■ **Required task**
Every line of the material is to be quoted verbatim, minus the pictures.

■ **Information shown**

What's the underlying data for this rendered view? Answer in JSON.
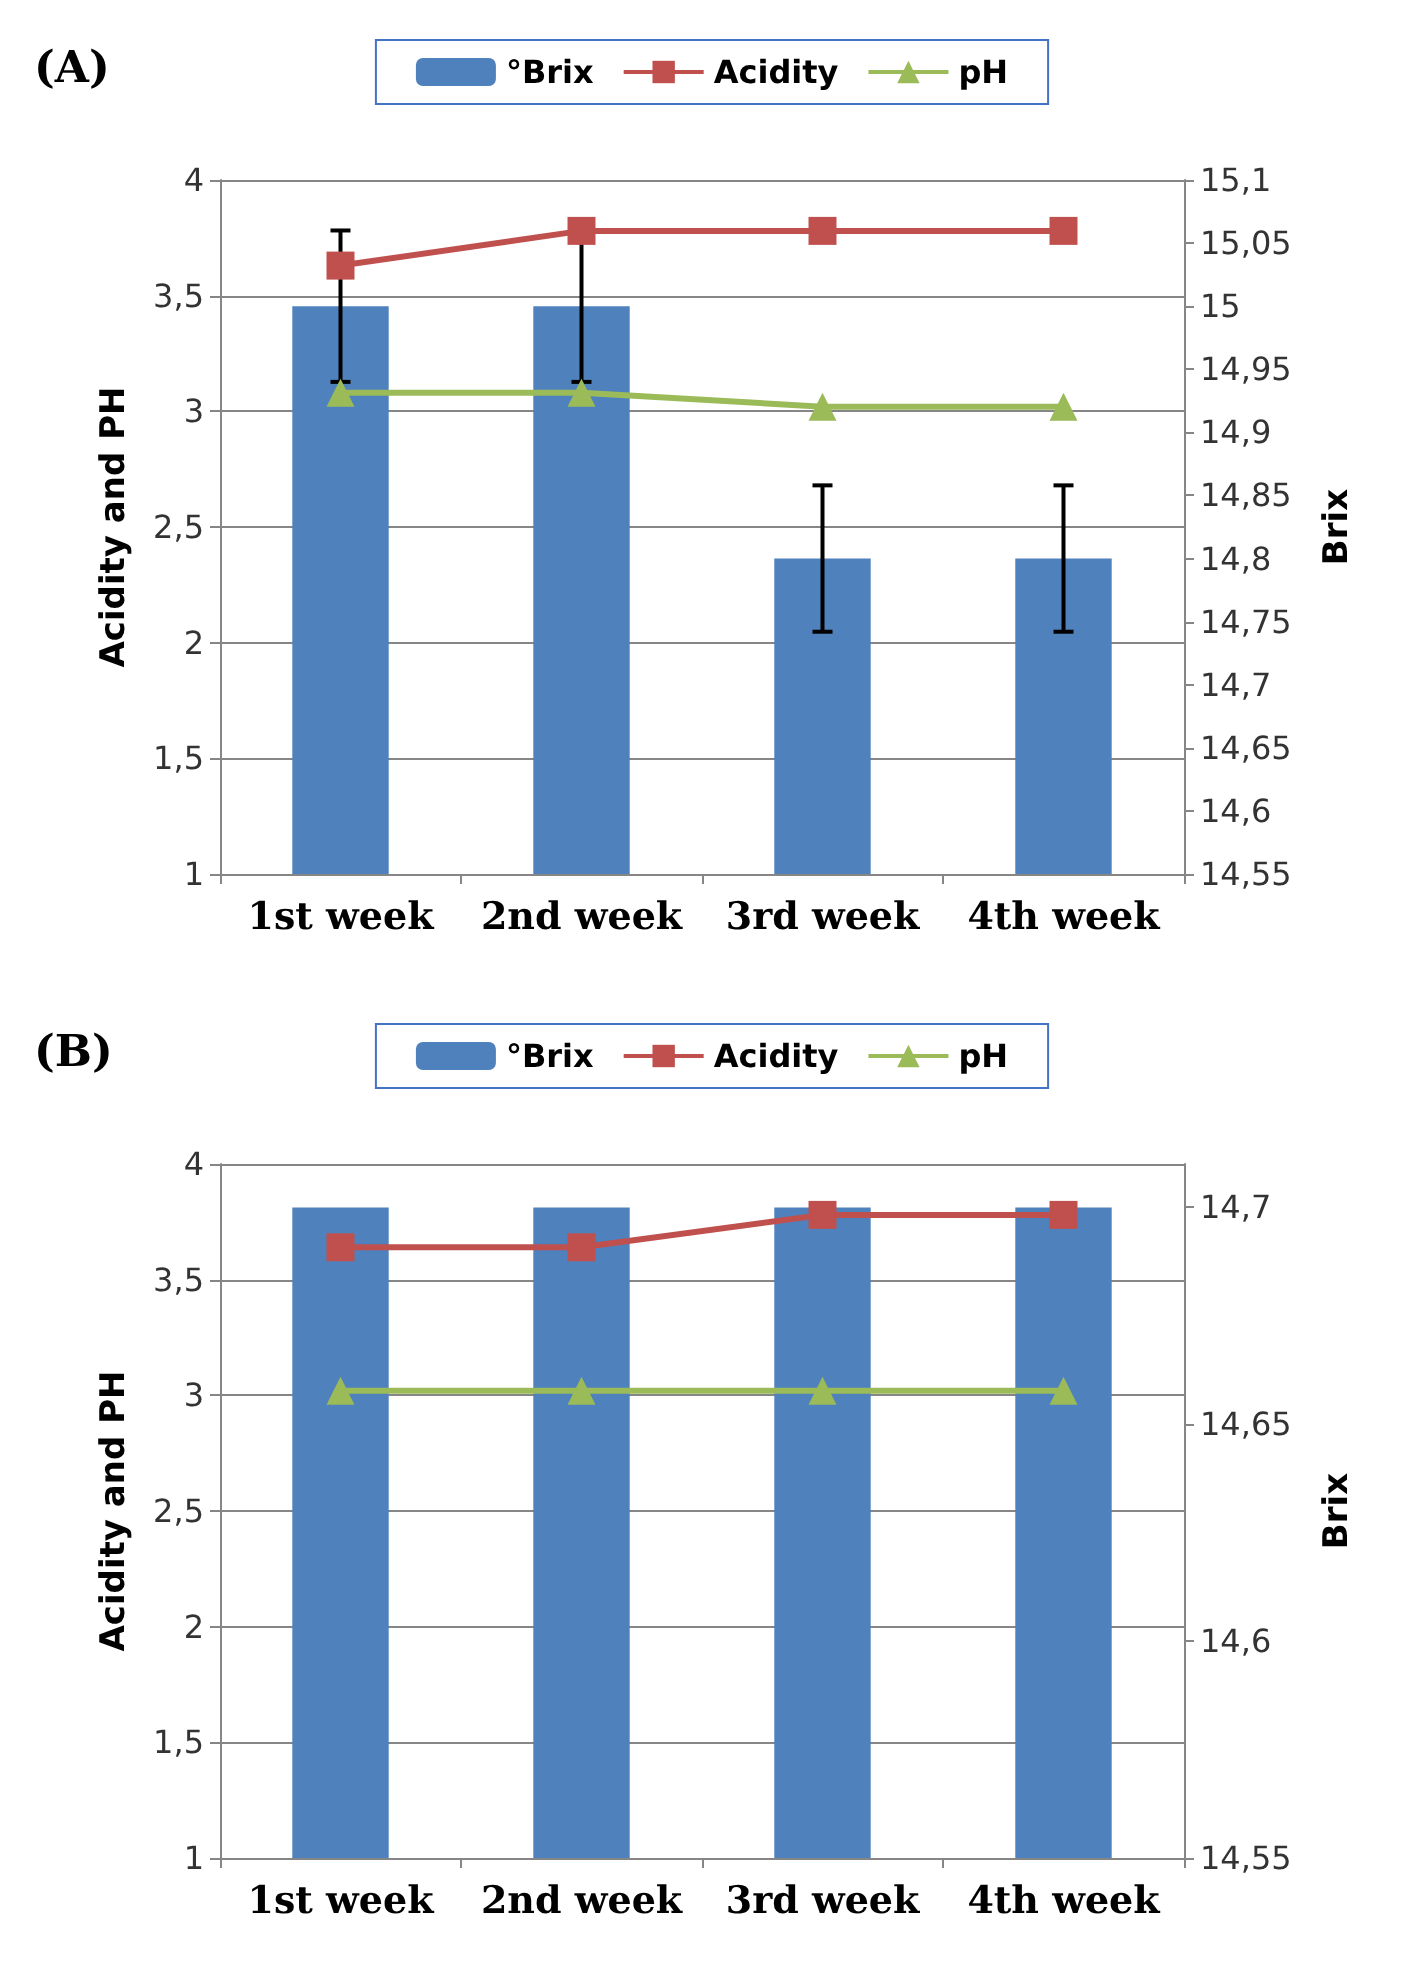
{
  "chart_data": [
    {
      "type": "bar",
      "title": "(A)",
      "categories": [
        "1st week",
        "2nd week",
        "3rd week",
        "4th week"
      ],
      "ylabel": "Acidity and PH",
      "y2label": "Brix",
      "series": [
        {
          "name": "°Brix",
          "axis": "y2",
          "color": "#4f81bd",
          "values": [
            15.0,
            15.0,
            14.8,
            14.8
          ],
          "errors": [
            0.06,
            0.06,
            0.058,
            0.058
          ]
        },
        {
          "name": "Acidity",
          "type": "line",
          "marker": "square",
          "color": "#c0504d",
          "values": [
            3.63,
            3.78,
            3.78,
            3.78
          ]
        },
        {
          "name": "pH",
          "type": "line",
          "marker": "triangle",
          "color": "#9bbb59",
          "values": [
            3.08,
            3.08,
            3.02,
            3.02
          ]
        }
      ],
      "ylim": [
        1,
        4
      ],
      "yticks": [
        1,
        {
          "value": 1.5,
          "label": "1,5"
        },
        2,
        {
          "value": 2.5,
          "label": "2,5"
        },
        3,
        {
          "value": 3.5,
          "label": "3,5"
        },
        4
      ],
      "y2lim": [
        14.55,
        15.1
      ],
      "y2ticks": [
        {
          "value": 14.55,
          "label": "14,55"
        },
        {
          "value": 14.6,
          "label": "14,6"
        },
        {
          "value": 14.65,
          "label": "14,65"
        },
        {
          "value": 14.7,
          "label": "14,7"
        },
        {
          "value": 14.75,
          "label": "14,75"
        },
        {
          "value": 14.8,
          "label": "14,8"
        },
        {
          "value": 14.85,
          "label": "14,85"
        },
        {
          "value": 14.9,
          "label": "14,9"
        },
        {
          "value": 14.95,
          "label": "14,95"
        },
        15,
        {
          "value": 15.05,
          "label": "15,05"
        },
        {
          "value": 15.1,
          "label": "15,1"
        }
      ],
      "grid": "y",
      "legend": "top"
    },
    {
      "type": "bar",
      "title": "(B)",
      "categories": [
        "1st week",
        "2nd week",
        "3rd week",
        "4th week"
      ],
      "ylabel": "Acidity and PH",
      "y2label": "Brix",
      "series": [
        {
          "name": "°Brix",
          "axis": "y2",
          "color": "#4f81bd",
          "values": [
            14.7,
            14.7,
            14.7,
            14.7
          ]
        },
        {
          "name": "Acidity",
          "type": "line",
          "marker": "square",
          "color": "#c0504d",
          "values": [
            3.64,
            3.64,
            3.78,
            3.78
          ]
        },
        {
          "name": "pH",
          "type": "line",
          "marker": "triangle",
          "color": "#9bbb59",
          "values": [
            3.02,
            3.02,
            3.02,
            3.02
          ]
        }
      ],
      "ylim": [
        1,
        4
      ],
      "yticks": [
        1,
        {
          "value": 1.5,
          "label": "1,5"
        },
        2,
        {
          "value": 2.5,
          "label": "2,5"
        },
        3,
        {
          "value": 3.5,
          "label": "3,5"
        },
        4
      ],
      "y2lim": [
        14.55,
        14.71
      ],
      "y2ticks": [
        {
          "value": 14.55,
          "label": "14,55"
        },
        {
          "value": 14.6,
          "label": "14,6"
        },
        {
          "value": 14.65,
          "label": "14,65"
        },
        {
          "value": 14.7,
          "label": "14,7"
        }
      ],
      "grid": "y",
      "legend": "top"
    }
  ]
}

■ **Response to the task**
What's the underlying data for this rendered view? Answer in JSON.
{
  "chart_data": [
    {
      "type": "bar",
      "title": "(A)",
      "categories": [
        "1st week",
        "2nd week",
        "3rd week",
        "4th week"
      ],
      "ylabel": "Acidity and PH",
      "y2label": "Brix",
      "series": [
        {
          "name": "°Brix",
          "axis": "y2",
          "color": "#4f81bd",
          "values": [
            15.0,
            15.0,
            14.8,
            14.8
          ],
          "errors": [
            0.06,
            0.06,
            0.058,
            0.058
          ]
        },
        {
          "name": "Acidity",
          "type": "line",
          "marker": "square",
          "color": "#c0504d",
          "values": [
            3.63,
            3.78,
            3.78,
            3.78
          ]
        },
        {
          "name": "pH",
          "type": "line",
          "marker": "triangle",
          "color": "#9bbb59",
          "values": [
            3.08,
            3.08,
            3.02,
            3.02
          ]
        }
      ],
      "ylim": [
        1,
        4
      ],
      "yticks": [
        1,
        {
          "value": 1.5,
          "label": "1,5"
        },
        2,
        {
          "value": 2.5,
          "label": "2,5"
        },
        3,
        {
          "value": 3.5,
          "label": "3,5"
        },
        4
      ],
      "y2lim": [
        14.55,
        15.1
      ],
      "y2ticks": [
        {
          "value": 14.55,
          "label": "14,55"
        },
        {
          "value": 14.6,
          "label": "14,6"
        },
        {
          "value": 14.65,
          "label": "14,65"
        },
        {
          "value": 14.7,
          "label": "14,7"
        },
        {
          "value": 14.75,
          "label": "14,75"
        },
        {
          "value": 14.8,
          "label": "14,8"
        },
        {
          "value": 14.85,
          "label": "14,85"
        },
        {
          "value": 14.9,
          "label": "14,9"
        },
        {
          "value": 14.95,
          "label": "14,95"
        },
        15,
        {
          "value": 15.05,
          "label": "15,05"
        },
        {
          "value": 15.1,
          "label": "15,1"
        }
      ],
      "grid": "y",
      "legend": "top"
    },
    {
      "type": "bar",
      "title": "(B)",
      "categories": [
        "1st week",
        "2nd week",
        "3rd week",
        "4th week"
      ],
      "ylabel": "Acidity and PH",
      "y2label": "Brix",
      "series": [
        {
          "name": "°Brix",
          "axis": "y2",
          "color": "#4f81bd",
          "values": [
            14.7,
            14.7,
            14.7,
            14.7
          ]
        },
        {
          "name": "Acidity",
          "type": "line",
          "marker": "square",
          "color": "#c0504d",
          "values": [
            3.64,
            3.64,
            3.78,
            3.78
          ]
        },
        {
          "name": "pH",
          "type": "line",
          "marker": "triangle",
          "color": "#9bbb59",
          "values": [
            3.02,
            3.02,
            3.02,
            3.02
          ]
        }
      ],
      "ylim": [
        1,
        4
      ],
      "yticks": [
        1,
        {
          "value": 1.5,
          "label": "1,5"
        },
        2,
        {
          "value": 2.5,
          "label": "2,5"
        },
        3,
        {
          "value": 3.5,
          "label": "3,5"
        },
        4
      ],
      "y2lim": [
        14.55,
        14.71
      ],
      "y2ticks": [
        {
          "value": 14.55,
          "label": "14,55"
        },
        {
          "value": 14.6,
          "label": "14,6"
        },
        {
          "value": 14.65,
          "label": "14,65"
        },
        {
          "value": 14.7,
          "label": "14,7"
        }
      ],
      "grid": "y",
      "legend": "top"
    }
  ]
}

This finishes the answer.